▶ _Directions_: Restate the full listing word for word and leave the pictures out.

————

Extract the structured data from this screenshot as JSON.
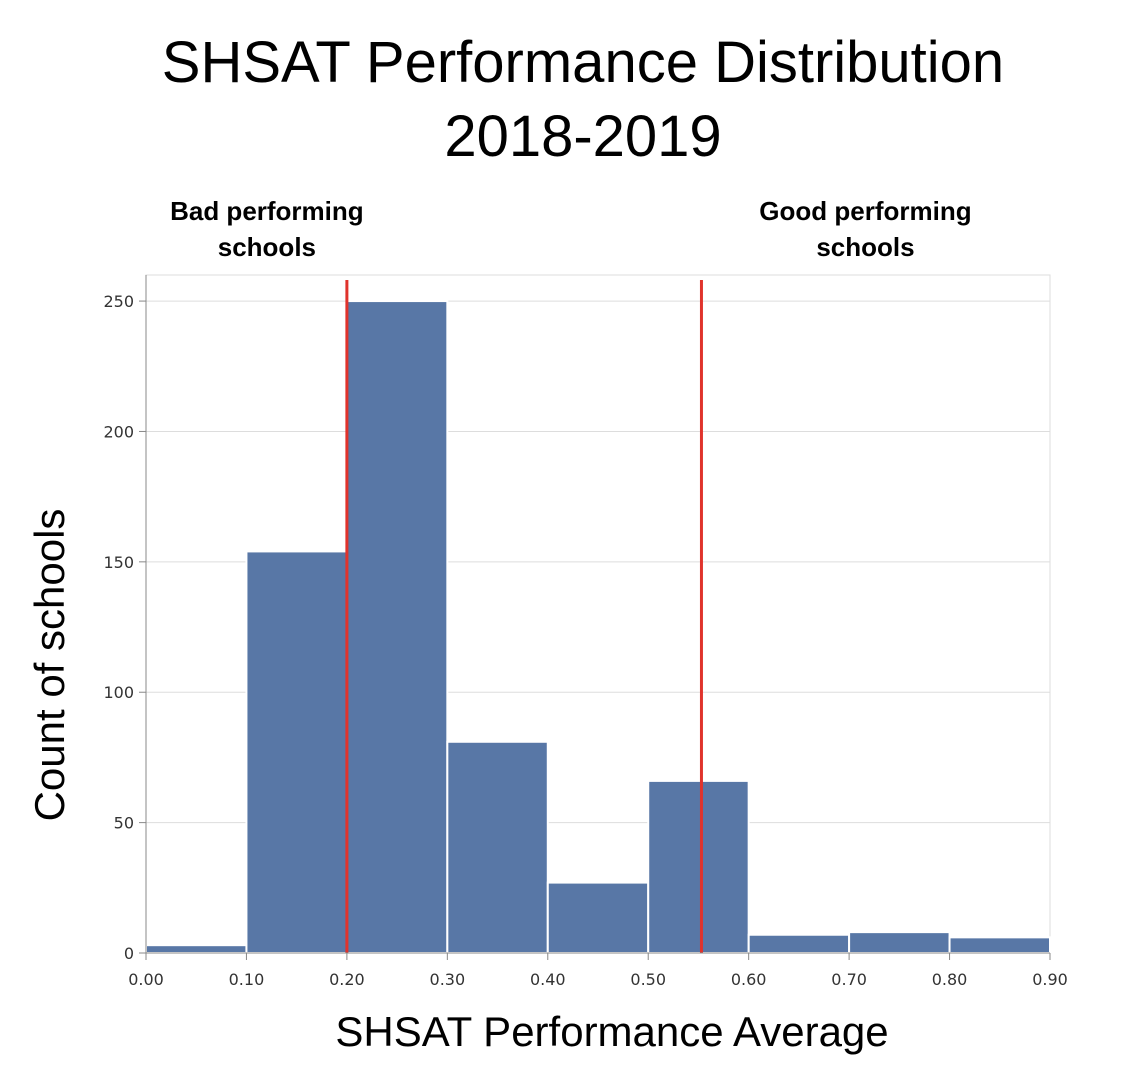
{
  "chart_data": {
    "type": "bar",
    "title_lines": [
      "SHSAT Performance Distribution",
      "2018-2019"
    ],
    "xlabel": "SHSAT Performance Average",
    "ylabel": "Count of schools",
    "bins": [
      {
        "start": 0.0,
        "end": 0.1,
        "count": 3
      },
      {
        "start": 0.1,
        "end": 0.2,
        "count": 154
      },
      {
        "start": 0.2,
        "end": 0.3,
        "count": 250
      },
      {
        "start": 0.3,
        "end": 0.4,
        "count": 81
      },
      {
        "start": 0.4,
        "end": 0.5,
        "count": 27
      },
      {
        "start": 0.5,
        "end": 0.6,
        "count": 66
      },
      {
        "start": 0.6,
        "end": 0.7,
        "count": 7
      },
      {
        "start": 0.7,
        "end": 0.8,
        "count": 8
      },
      {
        "start": 0.8,
        "end": 0.9,
        "count": 6
      }
    ],
    "xlim": [
      0,
      0.9
    ],
    "ylim": [
      0,
      260
    ],
    "x_ticks": [
      {
        "value": 0.0,
        "label": "0.00"
      },
      {
        "value": 0.1,
        "label": "0.10"
      },
      {
        "value": 0.2,
        "label": "0.20"
      },
      {
        "value": 0.3,
        "label": "0.30"
      },
      {
        "value": 0.4,
        "label": "0.40"
      },
      {
        "value": 0.5,
        "label": "0.50"
      },
      {
        "value": 0.6,
        "label": "0.60"
      },
      {
        "value": 0.7,
        "label": "0.70"
      },
      {
        "value": 0.8,
        "label": "0.80"
      },
      {
        "value": 0.9,
        "label": "0.90"
      }
    ],
    "y_ticks": [
      {
        "value": 0,
        "label": "0"
      },
      {
        "value": 50,
        "label": "50"
      },
      {
        "value": 100,
        "label": "100"
      },
      {
        "value": 150,
        "label": "150"
      },
      {
        "value": 200,
        "label": "200"
      },
      {
        "value": 250,
        "label": "250"
      }
    ],
    "grid": true,
    "reference_lines": [
      {
        "x": 0.2,
        "color": "#e0332c",
        "label_lines": [
          "Bad performing",
          "schools"
        ]
      },
      {
        "x": 0.553,
        "color": "#e0332c",
        "label_lines": [
          "Good performing",
          "schools"
        ]
      }
    ],
    "colors": {
      "bar": "#5877a6",
      "reference": "#e0332c",
      "grid": "#dddddd"
    }
  }
}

————

▶ _Correct output_:
Extract the structured data from this screenshot as JSON.
{
  "chart_data": {
    "type": "bar",
    "title_lines": [
      "SHSAT Performance Distribution",
      "2018-2019"
    ],
    "xlabel": "SHSAT Performance Average",
    "ylabel": "Count of schools",
    "bins": [
      {
        "start": 0.0,
        "end": 0.1,
        "count": 3
      },
      {
        "start": 0.1,
        "end": 0.2,
        "count": 154
      },
      {
        "start": 0.2,
        "end": 0.3,
        "count": 250
      },
      {
        "start": 0.3,
        "end": 0.4,
        "count": 81
      },
      {
        "start": 0.4,
        "end": 0.5,
        "count": 27
      },
      {
        "start": 0.5,
        "end": 0.6,
        "count": 66
      },
      {
        "start": 0.6,
        "end": 0.7,
        "count": 7
      },
      {
        "start": 0.7,
        "end": 0.8,
        "count": 8
      },
      {
        "start": 0.8,
        "end": 0.9,
        "count": 6
      }
    ],
    "xlim": [
      0,
      0.9
    ],
    "ylim": [
      0,
      260
    ],
    "x_ticks": [
      {
        "value": 0.0,
        "label": "0.00"
      },
      {
        "value": 0.1,
        "label": "0.10"
      },
      {
        "value": 0.2,
        "label": "0.20"
      },
      {
        "value": 0.3,
        "label": "0.30"
      },
      {
        "value": 0.4,
        "label": "0.40"
      },
      {
        "value": 0.5,
        "label": "0.50"
      },
      {
        "value": 0.6,
        "label": "0.60"
      },
      {
        "value": 0.7,
        "label": "0.70"
      },
      {
        "value": 0.8,
        "label": "0.80"
      },
      {
        "value": 0.9,
        "label": "0.90"
      }
    ],
    "y_ticks": [
      {
        "value": 0,
        "label": "0"
      },
      {
        "value": 50,
        "label": "50"
      },
      {
        "value": 100,
        "label": "100"
      },
      {
        "value": 150,
        "label": "150"
      },
      {
        "value": 200,
        "label": "200"
      },
      {
        "value": 250,
        "label": "250"
      }
    ],
    "grid": true,
    "reference_lines": [
      {
        "x": 0.2,
        "color": "#e0332c",
        "label_lines": [
          "Bad performing",
          "schools"
        ]
      },
      {
        "x": 0.553,
        "color": "#e0332c",
        "label_lines": [
          "Good performing",
          "schools"
        ]
      }
    ],
    "colors": {
      "bar": "#5877a6",
      "reference": "#e0332c",
      "grid": "#dddddd"
    }
  }
}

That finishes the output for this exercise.